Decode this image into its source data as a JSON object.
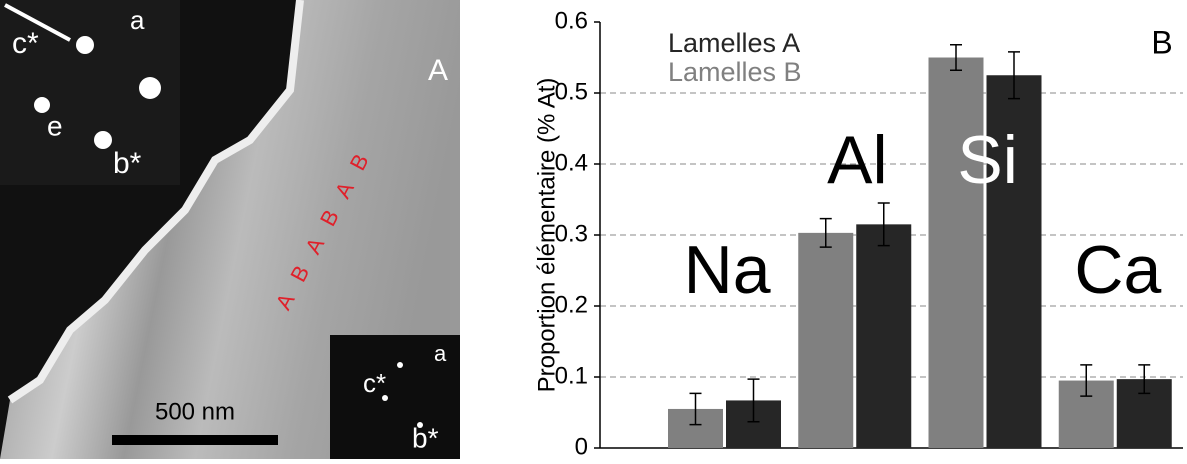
{
  "image_panel": {
    "panel_label": "A",
    "lamellae_labels": "A B A B A B",
    "scale_bar": "500 nm",
    "inset_top": {
      "c_star": "c*",
      "a": "a",
      "e": "e",
      "b_star": "b*"
    },
    "inset_bottom": {
      "c_star": "c*",
      "a": "a",
      "b_star": "b*"
    }
  },
  "chart_data": {
    "type": "bar",
    "panel_label": "B",
    "y_label": "Proportion élémentaire (% At)",
    "categories": [
      "Na",
      "Al",
      "Si",
      "Ca"
    ],
    "series": [
      {
        "name": "Lamelles A",
        "color": "#262626",
        "values": [
          0.067,
          0.315,
          0.525,
          0.097
        ],
        "errors": [
          0.03,
          0.03,
          0.033,
          0.02
        ]
      },
      {
        "name": "Lamelles B",
        "color": "#808080",
        "values": [
          0.055,
          0.303,
          0.55,
          0.095
        ],
        "errors": [
          0.022,
          0.02,
          0.018,
          0.022
        ]
      }
    ],
    "ylim": [
      0,
      0.6
    ],
    "yticks": [
      0,
      0.1,
      0.2,
      0.3,
      0.4,
      0.5,
      0.6
    ],
    "grid": true
  }
}
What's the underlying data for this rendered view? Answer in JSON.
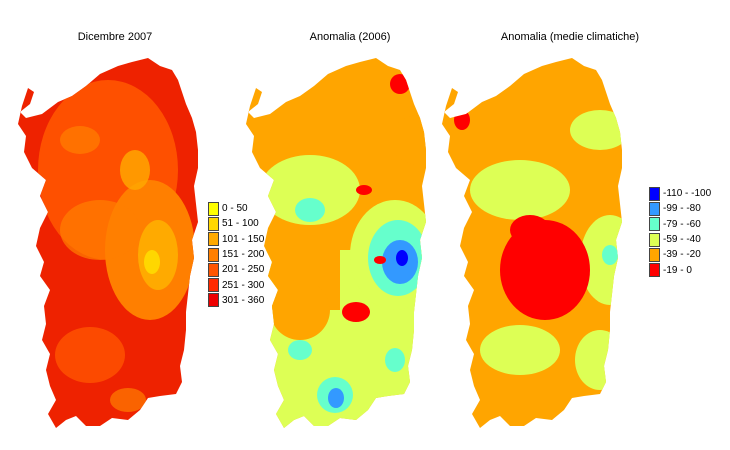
{
  "panels": [
    {
      "title": "Dicembre 2007"
    },
    {
      "title": "Anomalia (2006)"
    },
    {
      "title": "Anomalia (medie climatiche)"
    }
  ],
  "legend_precip": [
    {
      "label": "0 - 50",
      "color": "#ffff00"
    },
    {
      "label": "51 - 100",
      "color": "#ffd700"
    },
    {
      "label": "101 - 150",
      "color": "#ffaa00"
    },
    {
      "label": "151 - 200",
      "color": "#ff7f00"
    },
    {
      "label": "201 - 250",
      "color": "#ff5500"
    },
    {
      "label": "251 - 300",
      "color": "#ff2a00"
    },
    {
      "label": "301 - 360",
      "color": "#ee0000"
    }
  ],
  "legend_anomaly": [
    {
      "label": "-110 - -100",
      "color": "#0000ff"
    },
    {
      "label": "-99 - -80",
      "color": "#3399ff"
    },
    {
      "label": "-79 - -60",
      "color": "#66ffcc"
    },
    {
      "label": "-59 - -40",
      "color": "#ddff55"
    },
    {
      "label": "-39 - -20",
      "color": "#ffa500"
    },
    {
      "label": "-19 - 0",
      "color": "#ff0000"
    }
  ]
}
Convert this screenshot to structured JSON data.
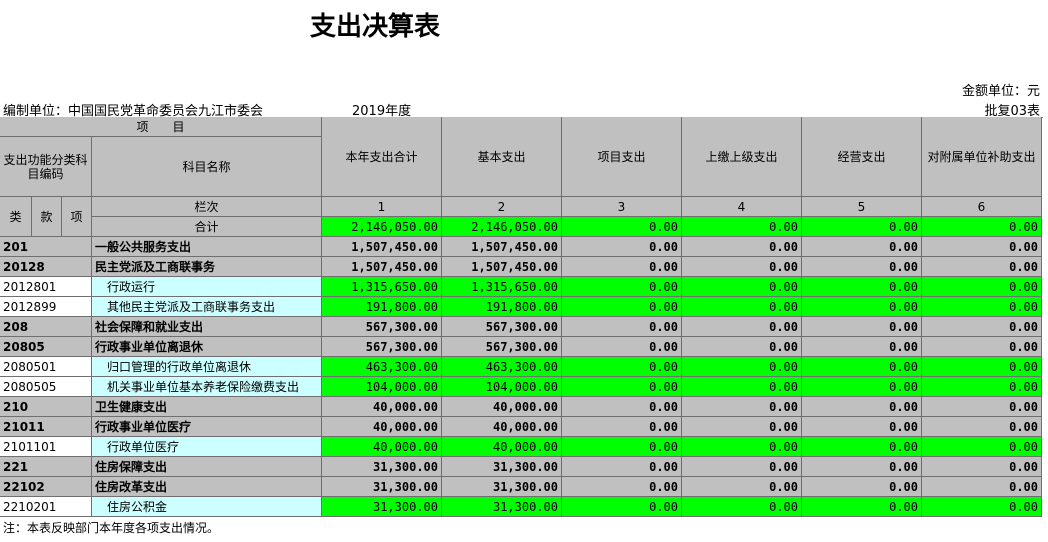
*-*-*
--- Exercise ---
All of the entries above should be duplicated exactly, except for the pictures.

--- Answer to the problem ---
Decode this image into its source data as a JSON object.
{
  "image_panel": {
    "panel_label": "A",
    "lamellae_labels": "A B A B A B",
    "scale_bar": "500 nm",
    "inset_top": {
      "c_star": "c*",
      "a": "a",
      "e": "e",
      "b_star": "b*"
    },
    "inset_bottom": {
      "c_star": "c*",
      "a": "a",
      "b_star": "b*"
    }
  },
  "chart_data": {
    "type": "bar",
    "panel_label": "B",
    "y_label": "Proportion élémentaire (% At)",
    "categories": [
      "Na",
      "Al",
      "Si",
      "Ca"
    ],
    "series": [
      {
        "name": "Lamelles A",
        "color": "#262626",
        "values": [
          0.067,
          0.315,
          0.525,
          0.097
        ],
        "errors": [
          0.03,
          0.03,
          0.033,
          0.02
        ]
      },
      {
        "name": "Lamelles B",
        "color": "#808080",
        "values": [
          0.055,
          0.303,
          0.55,
          0.095
        ],
        "errors": [
          0.022,
          0.02,
          0.018,
          0.022
        ]
      }
    ],
    "ylim": [
      0,
      0.6
    ],
    "yticks": [
      0,
      0.1,
      0.2,
      0.3,
      0.4,
      0.5,
      0.6
    ],
    "grid": true
  }
}
What's the underlying data for this rendered view? Answer in JSON.
{
  "panels": [
    {
      "title": "Dicembre 2007"
    },
    {
      "title": "Anomalia (2006)"
    },
    {
      "title": "Anomalia (medie climatiche)"
    }
  ],
  "legend_precip": [
    {
      "label": "0 - 50",
      "color": "#ffff00"
    },
    {
      "label": "51 - 100",
      "color": "#ffd700"
    },
    {
      "label": "101 - 150",
      "color": "#ffaa00"
    },
    {
      "label": "151 - 200",
      "color": "#ff7f00"
    },
    {
      "label": "201 - 250",
      "color": "#ff5500"
    },
    {
      "label": "251 - 300",
      "color": "#ff2a00"
    },
    {
      "label": "301 - 360",
      "color": "#ee0000"
    }
  ],
  "legend_anomaly": [
    {
      "label": "-110 - -100",
      "color": "#0000ff"
    },
    {
      "label": "-99 - -80",
      "color": "#3399ff"
    },
    {
      "label": "-79 - -60",
      "color": "#66ffcc"
    },
    {
      "label": "-59 - -40",
      "color": "#ddff55"
    },
    {
      "label": "-39 - -20",
      "color": "#ffa500"
    },
    {
      "label": "-19 - 0",
      "color": "#ff0000"
    }
  ]
}
Convert this screenshot to structured JSON data.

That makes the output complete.